PROBLEM TO WORK ON:
Without including the pictures, copy out every line below.

DATASET ENTRIES:

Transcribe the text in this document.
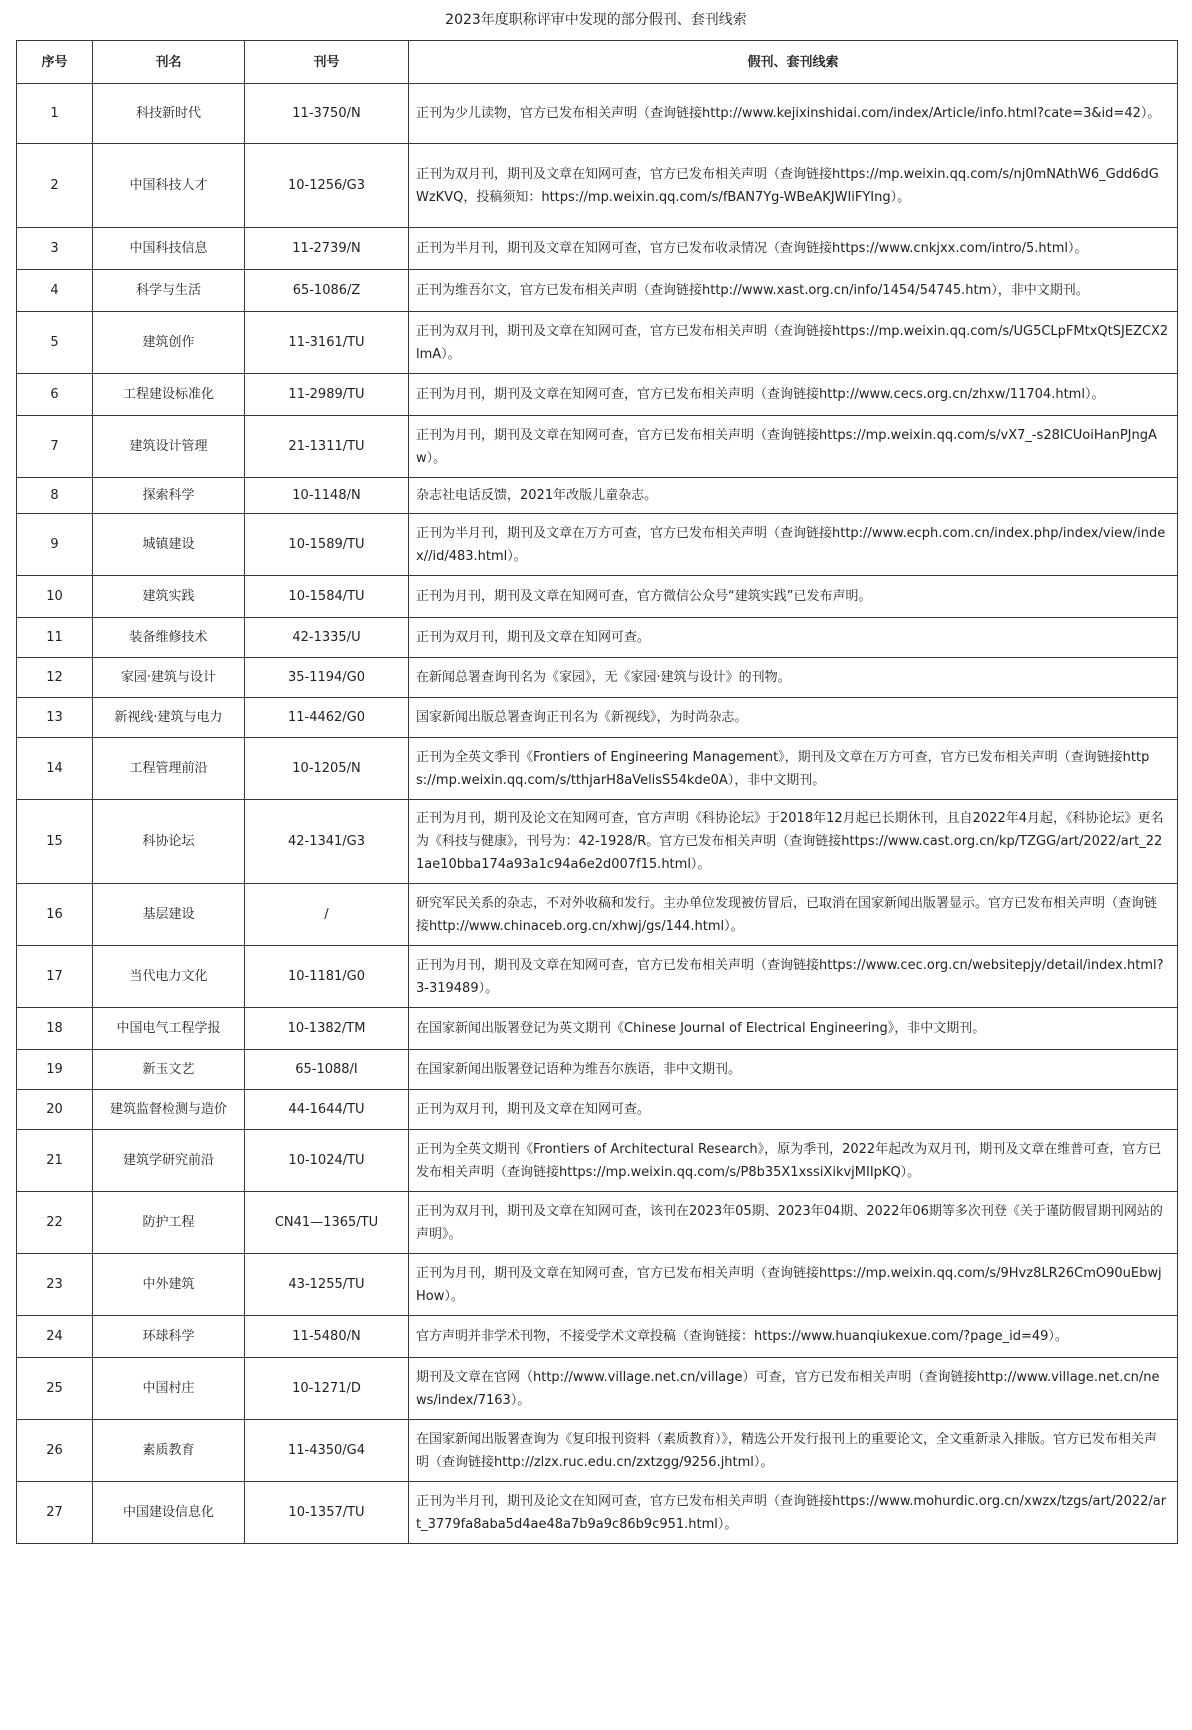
2023年度职称评审中发现的部分假刊、套刊线索
序号	刊名	刊号	假刊、套刊线索
1	科技新时代	11-3750/N	正刊为少儿读物，官方已发布相关声明（查询链接http://www.kejixinshidai.com/index/Article/info.html?cate=3&id=42）。
2	中国科技人才	10-1256/G3	正刊为双月刊，期刊及文章在知网可查，官方已发布相关声明（查询链接https://mp.weixin.qq.com/s/nj0mNAthW6_Gdd6dGWzKVQ，投稿须知：https://mp.weixin.qq.com/s/fBAN7Yg-WBeAKJWIiFYIng）。
3	中国科技信息	11-2739/N	正刊为半月刊，期刊及文章在知网可查，官方已发布收录情况（查询链接https://www.cnkjxx.com/intro/5.html）。
4	科学与生活	65-1086/Z	正刊为维吾尔文，官方已发布相关声明（查询链接http://www.xast.org.cn/info/1454/54745.htm），非中文期刊。
5	建筑创作	11-3161/TU	正刊为双月刊，期刊及文章在知网可查，官方已发布相关声明（查询链接https://mp.weixin.qq.com/s/UG5CLpFMtxQtSJEZCX2lmA）。
6	工程建设标准化	11-2989/TU	正刊为月刊，期刊及文章在知网可查，官方已发布相关声明（查询链接http://www.cecs.org.cn/zhxw/11704.html）。
7	建筑设计管理	21-1311/TU	正刊为月刊，期刊及文章在知网可查，官方已发布相关声明（查询链接https://mp.weixin.qq.com/s/vX7_-s28ICUoiHanPJngAw）。
8	探索科学	10-1148/N	杂志社电话反馈，2021年改版儿童杂志。
9	城镇建设	10-1589/TU	正刊为半月刊，期刊及文章在万方可查，官方已发布相关声明（查询链接http://www.ecph.com.cn/index.php/index/view/index//id/483.html）。
10	建筑实践	10-1584/TU	正刊为月刊，期刊及文章在知网可查，官方微信公众号“建筑实践”已发布声明。
11	装备维修技术	42-1335/U	正刊为双月刊，期刊及文章在知网可查。
12	家园·建筑与设计	35-1194/G0	在新闻总署查询刊名为《家园》，无《家园·建筑与设计》的刊物。
13	新视线·建筑与电力	11-4462/G0	国家新闻出版总署查询正刊名为《新视线》，为时尚杂志。
14	工程管理前沿	10-1205/N	正刊为全英文季刊《Frontiers of Engineering Management》，期刊及文章在万方可查，官方已发布相关声明（查询链接https://mp.weixin.qq.com/s/tthjarH8aVelisS54kde0A），非中文期刊。
15	科协论坛	42-1341/G3	正刊为月刊，期刊及论文在知网可查，官方声明《科协论坛》于2018年12月起已长期休刊，且自2022年4月起，《科协论坛》更名为《科技与健康》，刊号为：42-1928/R。官方已发布相关声明（查询链接https://www.cast.org.cn/kp/TZGG/art/2022/art_221ae10bba174a93a1c94a6e2d007f15.html）。
16	基层建设	/	研究军民关系的杂志，不对外收稿和发行。主办单位发现被仿冒后，已取消在国家新闻出版署显示。官方已发布相关声明（查询链接http://www.chinaceb.org.cn/xhwj/gs/144.html）。
17	当代电力文化	10-1181/G0	正刊为月刊，期刊及文章在知网可查，官方已发布相关声明（查询链接https://www.cec.org.cn/websitepjy/detail/index.html?3-319489）。
18	中国电气工程学报	10-1382/TM	在国家新闻出版署登记为英文期刊《Chinese Journal of Electrical Engineering》，非中文期刊。
19	新玉文艺	65-1088/I	在国家新闻出版署登记语种为维吾尔族语，非中文期刊。
20	建筑监督检测与造价	44-1644/TU	正刊为双月刊，期刊及文章在知网可查。
21	建筑学研究前沿	10-1024/TU	正刊为全英文期刊《Frontiers of Architectural Research》，原为季刊，2022年起改为双月刊，期刊及文章在维普可查，官方已发布相关声明（查询链接https://mp.weixin.qq.com/s/P8b35X1xssiXikvjMIIpKQ）。
22	防护工程	CN41—1365/TU	正刊为双月刊，期刊及文章在知网可查，该刊在2023年05期、2023年04期、2022年06期等多次刊登《关于谨防假冒期刊网站的声明》。
23	中外建筑	43-1255/TU	正刊为月刊，期刊及文章在知网可查，官方已发布相关声明（查询链接https://mp.weixin.qq.com/s/9Hvz8LR26CmO90uEbwjHow）。
24	环球科学	11-5480/N	官方声明并非学术刊物，不接受学术文章投稿（查询链接：https://www.huanqiukexue.com/?page_id=49）。
25	中国村庄	10-1271/D	期刊及文章在官网（http://www.village.net.cn/village）可查，官方已发布相关声明（查询链接http://www.village.net.cn/news/index/7163）。
26	素质教育	11-4350/G4	在国家新闻出版署查询为《复印报刊资料（素质教育）》，精选公开发行报刊上的重要论文，全文重新录入排版。官方已发布相关声明（查询链接http://zlzx.ruc.edu.cn/zxtzgg/9256.jhtml）。
27	中国建设信息化	10-1357/TU	正刊为半月刊，期刊及论文在知网可查，官方已发布相关声明（查询链接https://www.mohurdic.org.cn/xwzx/tzgs/art/2022/art_3779fa8aba5d4ae48a7b9a9c86b9c951.html）。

TASK OUTPUT:
Transcribe the text in this document.
2023年度职称评审中发现的部分假刊、套刊线索
序号	刊名	刊号	假刊、套刊线索
1	科技新时代	11-3750/N	正刊为少儿读物，官方已发布相关声明（查询链接http://www.kejixinshidai.com/index/Article/info.html?cate=3&id=42）。
2	中国科技人才	10-1256/G3	正刊为双月刊，期刊及文章在知网可查，官方已发布相关声明（查询链接https://mp.weixin.qq.com/s/nj0mNAthW6_Gdd6dGWzKVQ，投稿须知：https://mp.weixin.qq.com/s/fBAN7Yg-WBeAKJWIiFYIng）。
3	中国科技信息	11-2739/N	正刊为半月刊，期刊及文章在知网可查，官方已发布收录情况（查询链接https://www.cnkjxx.com/intro/5.html）。
4	科学与生活	65-1086/Z	正刊为维吾尔文，官方已发布相关声明（查询链接http://www.xast.org.cn/info/1454/54745.htm），非中文期刊。
5	建筑创作	11-3161/TU	正刊为双月刊，期刊及文章在知网可查，官方已发布相关声明（查询链接https://mp.weixin.qq.com/s/UG5CLpFMtxQtSJEZCX2lmA）。
6	工程建设标准化	11-2989/TU	正刊为月刊，期刊及文章在知网可查，官方已发布相关声明（查询链接http://www.cecs.org.cn/zhxw/11704.html）。
7	建筑设计管理	21-1311/TU	正刊为月刊，期刊及文章在知网可查，官方已发布相关声明（查询链接https://mp.weixin.qq.com/s/vX7_-s28ICUoiHanPJngAw）。
8	探索科学	10-1148/N	杂志社电话反馈，2021年改版儿童杂志。
9	城镇建设	10-1589/TU	正刊为半月刊，期刊及文章在万方可查，官方已发布相关声明（查询链接http://www.ecph.com.cn/index.php/index/view/index//id/483.html）。
10	建筑实践	10-1584/TU	正刊为月刊，期刊及文章在知网可查，官方微信公众号“建筑实践”已发布声明。
11	装备维修技术	42-1335/U	正刊为双月刊，期刊及文章在知网可查。
12	家园·建筑与设计	35-1194/G0	在新闻总署查询刊名为《家园》，无《家园·建筑与设计》的刊物。
13	新视线·建筑与电力	11-4462/G0	国家新闻出版总署查询正刊名为《新视线》，为时尚杂志。
14	工程管理前沿	10-1205/N	正刊为全英文季刊《Frontiers of Engineering Management》，期刊及文章在万方可查，官方已发布相关声明（查询链接https://mp.weixin.qq.com/s/tthjarH8aVelisS54kde0A），非中文期刊。
15	科协论坛	42-1341/G3	正刊为月刊，期刊及论文在知网可查，官方声明《科协论坛》于2018年12月起已长期休刊，且自2022年4月起，《科协论坛》更名为《科技与健康》，刊号为：42-1928/R。官方已发布相关声明（查询链接https://www.cast.org.cn/kp/TZGG/art/2022/art_221ae10bba174a93a1c94a6e2d007f15.html）。
16	基层建设	/	研究军民关系的杂志，不对外收稿和发行。主办单位发现被仿冒后，已取消在国家新闻出版署显示。官方已发布相关声明（查询链接http://www.chinaceb.org.cn/xhwj/gs/144.html）。
17	当代电力文化	10-1181/G0	正刊为月刊，期刊及文章在知网可查，官方已发布相关声明（查询链接https://www.cec.org.cn/websitepjy/detail/index.html?3-319489）。
18	中国电气工程学报	10-1382/TM	在国家新闻出版署登记为英文期刊《Chinese Journal of Electrical Engineering》，非中文期刊。
19	新玉文艺	65-1088/I	在国家新闻出版署登记语种为维吾尔族语，非中文期刊。
20	建筑监督检测与造价	44-1644/TU	正刊为双月刊，期刊及文章在知网可查。
21	建筑学研究前沿	10-1024/TU	正刊为全英文期刊《Frontiers of Architectural Research》，原为季刊，2022年起改为双月刊，期刊及文章在维普可查，官方已发布相关声明（查询链接https://mp.weixin.qq.com/s/P8b35X1xssiXikvjMIIpKQ）。
22	防护工程	CN41—1365/TU	正刊为双月刊，期刊及文章在知网可查，该刊在2023年05期、2023年04期、2022年06期等多次刊登《关于谨防假冒期刊网站的声明》。
23	中外建筑	43-1255/TU	正刊为月刊，期刊及文章在知网可查，官方已发布相关声明（查询链接https://mp.weixin.qq.com/s/9Hvz8LR26CmO90uEbwjHow）。
24	环球科学	11-5480/N	官方声明并非学术刊物，不接受学术文章投稿（查询链接：https://www.huanqiukexue.com/?page_id=49）。
25	中国村庄	10-1271/D	期刊及文章在官网（http://www.village.net.cn/village）可查，官方已发布相关声明（查询链接http://www.village.net.cn/news/index/7163）。
26	素质教育	11-4350/G4	在国家新闻出版署查询为《复印报刊资料（素质教育）》，精选公开发行报刊上的重要论文，全文重新录入排版。官方已发布相关声明（查询链接http://zlzx.ruc.edu.cn/zxtzgg/9256.jhtml）。
27	中国建设信息化	10-1357/TU	正刊为半月刊，期刊及论文在知网可查，官方已发布相关声明（查询链接https://www.mohurdic.org.cn/xwzx/tzgs/art/2022/art_3779fa8aba5d4ae48a7b9a9c86b9c951.html）。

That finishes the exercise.